***** MATERIAL PROVIDED *****

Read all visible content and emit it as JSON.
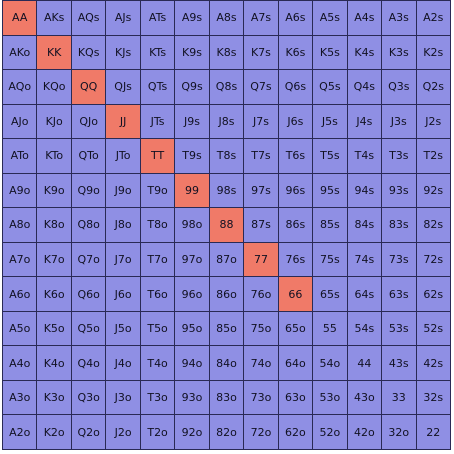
{
  "colors": {
    "cell": "#8f8fe4",
    "highlight": "#f07a68",
    "border": "#2a2a55",
    "text": "#111122"
  },
  "grid": {
    "rows": [
      [
        "AA",
        "AKs",
        "AQs",
        "AJs",
        "ATs",
        "A9s",
        "A8s",
        "A7s",
        "A6s",
        "A5s",
        "A4s",
        "A3s",
        "A2s"
      ],
      [
        "AKo",
        "KK",
        "KQs",
        "KJs",
        "KTs",
        "K9s",
        "K8s",
        "K7s",
        "K6s",
        "K5s",
        "K4s",
        "K3s",
        "K2s"
      ],
      [
        "AQo",
        "KQo",
        "QQ",
        "QJs",
        "QTs",
        "Q9s",
        "Q8s",
        "Q7s",
        "Q6s",
        "Q5s",
        "Q4s",
        "Q3s",
        "Q2s"
      ],
      [
        "AJo",
        "KJo",
        "QJo",
        "JJ",
        "JTs",
        "J9s",
        "J8s",
        "J7s",
        "J6s",
        "J5s",
        "J4s",
        "J3s",
        "J2s"
      ],
      [
        "ATo",
        "KTo",
        "QTo",
        "JTo",
        "TT",
        "T9s",
        "T8s",
        "T7s",
        "T6s",
        "T5s",
        "T4s",
        "T3s",
        "T2s"
      ],
      [
        "A9o",
        "K9o",
        "Q9o",
        "J9o",
        "T9o",
        "99",
        "98s",
        "97s",
        "96s",
        "95s",
        "94s",
        "93s",
        "92s"
      ],
      [
        "A8o",
        "K8o",
        "Q8o",
        "J8o",
        "T8o",
        "98o",
        "88",
        "87s",
        "86s",
        "85s",
        "84s",
        "83s",
        "82s"
      ],
      [
        "A7o",
        "K7o",
        "Q7o",
        "J7o",
        "T7o",
        "97o",
        "87o",
        "77",
        "76s",
        "75s",
        "74s",
        "73s",
        "72s"
      ],
      [
        "A6o",
        "K6o",
        "Q6o",
        "J6o",
        "T6o",
        "96o",
        "86o",
        "76o",
        "66",
        "65s",
        "64s",
        "63s",
        "62s"
      ],
      [
        "A5o",
        "K5o",
        "Q5o",
        "J5o",
        "T5o",
        "95o",
        "85o",
        "75o",
        "65o",
        "55",
        "54s",
        "53s",
        "52s"
      ],
      [
        "A4o",
        "K4o",
        "Q4o",
        "J4o",
        "T4o",
        "94o",
        "84o",
        "74o",
        "64o",
        "54o",
        "44",
        "43s",
        "42s"
      ],
      [
        "A3o",
        "K3o",
        "Q3o",
        "J3o",
        "T3o",
        "93o",
        "83o",
        "73o",
        "63o",
        "53o",
        "43o",
        "33",
        "32s"
      ],
      [
        "A2o",
        "K2o",
        "Q2o",
        "J2o",
        "T2o",
        "92o",
        "82o",
        "72o",
        "62o",
        "52o",
        "42o",
        "32o",
        "22"
      ]
    ],
    "highlighted": [
      "AA",
      "KK",
      "QQ",
      "JJ",
      "TT",
      "99",
      "88",
      "77",
      "66"
    ]
  }
}
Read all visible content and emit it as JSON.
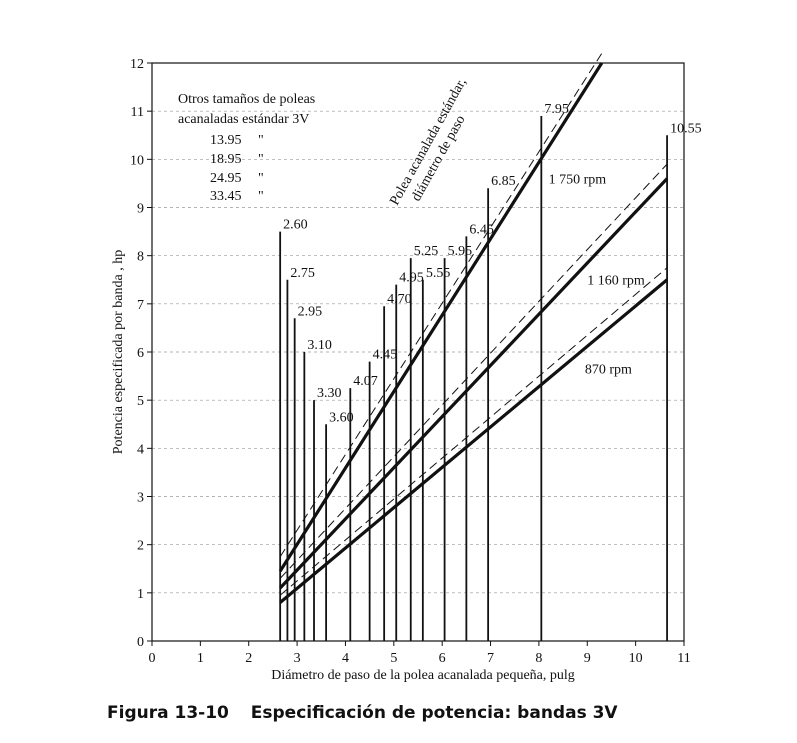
{
  "chart_data": {
    "type": "line",
    "xlabel": "Diámetro de paso de la polea acanalada pequeña, pulg",
    "ylabel": "Potencia especificada por banda , hp",
    "xlim": [
      0,
      11
    ],
    "ylim": [
      0,
      12
    ],
    "x_ticks": [
      "0",
      "1",
      "2",
      "3",
      "4",
      "5",
      "6",
      "7",
      "8",
      "9",
      "10",
      "11"
    ],
    "y_ticks": [
      "0",
      "1",
      "2",
      "3",
      "4",
      "5",
      "6",
      "7",
      "8",
      "9",
      "10",
      "11",
      "12"
    ],
    "grid": "horizontal dashed",
    "series": [
      {
        "name": "1 750 rpm",
        "x": [
          2.65,
          9.3
        ],
        "y": [
          1.45,
          12.0
        ],
        "dashed_x": [
          2.65,
          9.3
        ],
        "dashed_y": [
          1.75,
          12.2
        ]
      },
      {
        "name": "1 160 rpm",
        "x": [
          2.65,
          10.65
        ],
        "y": [
          1.1,
          9.6
        ],
        "dashed_x": [
          2.65,
          10.65
        ],
        "dashed_y": [
          1.3,
          9.9
        ]
      },
      {
        "name": "870 rpm",
        "x": [
          2.65,
          10.65
        ],
        "y": [
          0.8,
          7.5
        ],
        "dashed_x": [
          2.65,
          10.65
        ],
        "dashed_y": [
          0.95,
          7.75
        ]
      }
    ],
    "standard_sheaves": [
      {
        "label": "2.60",
        "x": 2.65,
        "top": 8.5
      },
      {
        "label": "2.75",
        "x": 2.8,
        "top": 7.5
      },
      {
        "label": "2.95",
        "x": 2.95,
        "top": 6.7
      },
      {
        "label": "3.10",
        "x": 3.15,
        "top": 6.0
      },
      {
        "label": "3.30",
        "x": 3.35,
        "top": 5.0
      },
      {
        "label": "3.60",
        "x": 3.6,
        "top": 4.5
      },
      {
        "label": "4.07",
        "x": 4.1,
        "top": 5.25
      },
      {
        "label": "4.45",
        "x": 4.5,
        "top": 5.8
      },
      {
        "label": "4.70",
        "x": 4.8,
        "top": 6.95
      },
      {
        "label": "4.95",
        "x": 5.05,
        "top": 7.4
      },
      {
        "label": "5.25",
        "x": 5.35,
        "top": 7.95
      },
      {
        "label": "5.55",
        "x": 5.6,
        "top": 7.5
      },
      {
        "label": "5.95",
        "x": 6.05,
        "top": 7.95
      },
      {
        "label": "6.45",
        "x": 6.5,
        "top": 8.4
      },
      {
        "label": "6.85",
        "x": 6.95,
        "top": 9.4
      },
      {
        "label": "7.95",
        "x": 8.05,
        "top": 10.9
      },
      {
        "label": "10.55",
        "x": 10.65,
        "top": 10.5
      }
    ],
    "annotations": {
      "other_sizes_title_1": "Otros tamaños de poleas",
      "other_sizes_title_2": "acanaladas estándar 3V",
      "other_sizes": [
        "13.95",
        "18.95",
        "24.95",
        "33.45"
      ],
      "ditto": "\"",
      "rotated_label_1": "Polea acanalada estándar,",
      "rotated_label_2": "diámetro de paso"
    }
  },
  "caption": {
    "number": "Figura 13-10",
    "text": "Especificación de potencia: bandas 3V"
  }
}
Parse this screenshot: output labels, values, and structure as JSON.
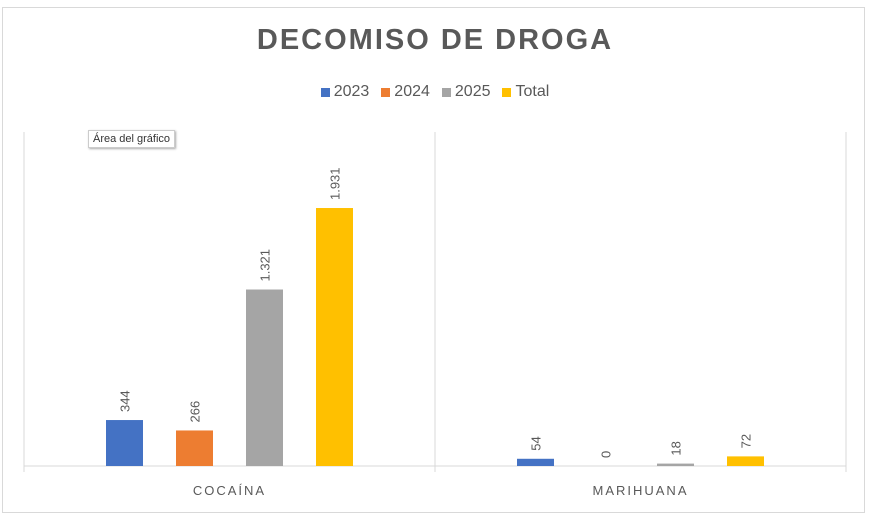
{
  "chart_data": {
    "type": "bar",
    "title": "DECOMISO DE DROGA",
    "categories": [
      "COCAÍNA",
      "MARIHUANA"
    ],
    "series": [
      {
        "name": "2023",
        "color": "#4472c4",
        "values": [
          344,
          54
        ],
        "labels": [
          "344",
          "54"
        ]
      },
      {
        "name": "2024",
        "color": "#ed7d31",
        "values": [
          266,
          0
        ],
        "labels": [
          "266",
          "0"
        ]
      },
      {
        "name": "2025",
        "color": "#a5a5a5",
        "values": [
          1321,
          18
        ],
        "labels": [
          "1.321",
          "18"
        ]
      },
      {
        "name": "Total",
        "color": "#ffc000",
        "values": [
          1931,
          72
        ],
        "labels": [
          "1.931",
          "72"
        ]
      }
    ],
    "ylim": [
      0,
      2500
    ],
    "legend": "top",
    "grid": false
  },
  "tooltip": "Área del gráfico"
}
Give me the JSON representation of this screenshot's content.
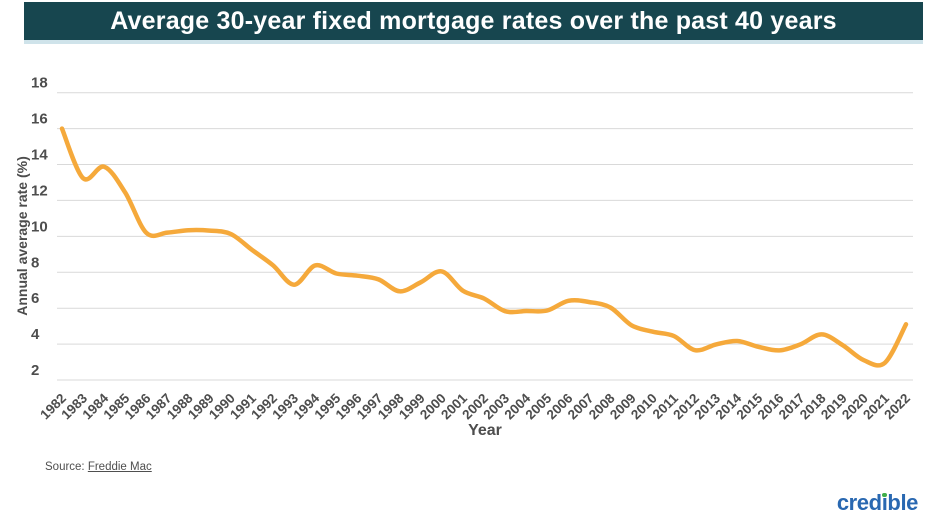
{
  "header": {
    "title": "Average 30-year fixed mortgage rates over the past 40 years"
  },
  "footer": {
    "source_prefix": "Source: ",
    "source_link": "Freddie Mac",
    "logo": {
      "part1": "cred",
      "i_char": "ı",
      "part2": "ble",
      "dot_icon": "green-dot"
    }
  },
  "colors": {
    "banner_bg": "#17464F",
    "banner_edge": "#CFE3EA",
    "line": "#F5A93B",
    "grid": "#D9D9D9",
    "tick_text": "#4D4D4D",
    "logo_blue": "#2968B1",
    "logo_green": "#3FAE49"
  },
  "chart_data": {
    "type": "line",
    "title": "Average 30-year fixed mortgage rates over the past 40 years",
    "xlabel": "Year",
    "ylabel": "Annual average rate (%)",
    "categories": [
      "1982",
      "1983",
      "1984",
      "1985",
      "1986",
      "1987",
      "1988",
      "1989",
      "1990",
      "1991",
      "1992",
      "1993",
      "1994",
      "1995",
      "1996",
      "1997",
      "1998",
      "1999",
      "2000",
      "2001",
      "2002",
      "2003",
      "2004",
      "2005",
      "2006",
      "2007",
      "2008",
      "2009",
      "2010",
      "2011",
      "2012",
      "2013",
      "2014",
      "2015",
      "2016",
      "2017",
      "2018",
      "2019",
      "2020",
      "2021",
      "2022"
    ],
    "series": [
      {
        "name": "Average 30-year fixed mortgage rate (%)",
        "values": [
          16.0,
          13.24,
          13.88,
          12.43,
          10.19,
          10.21,
          10.34,
          10.32,
          10.13,
          9.25,
          8.39,
          7.31,
          8.38,
          7.93,
          7.81,
          7.6,
          6.94,
          7.44,
          8.05,
          6.97,
          6.54,
          5.83,
          5.84,
          5.87,
          6.41,
          6.34,
          6.03,
          5.04,
          4.69,
          4.45,
          3.66,
          3.98,
          4.17,
          3.85,
          3.65,
          3.99,
          4.54,
          3.94,
          3.1,
          2.96,
          5.1
        ]
      }
    ],
    "ylim": [
      2,
      18
    ],
    "y_ticks": [
      18,
      16,
      14,
      12,
      10,
      8,
      6,
      4,
      2
    ],
    "grid": "horizontal",
    "legend": "none",
    "line_color": "#F5A93B",
    "smoothing": "spline"
  }
}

*****

### GOAL
Identify the lines above that contain the word "years", then copy them.

### WRITTEN REPLY
    "title": "Average 30-year fixed mortgage rates over the past 40 years"
    "title": "Average 30-year fixed mortgage rates over the past 40 years",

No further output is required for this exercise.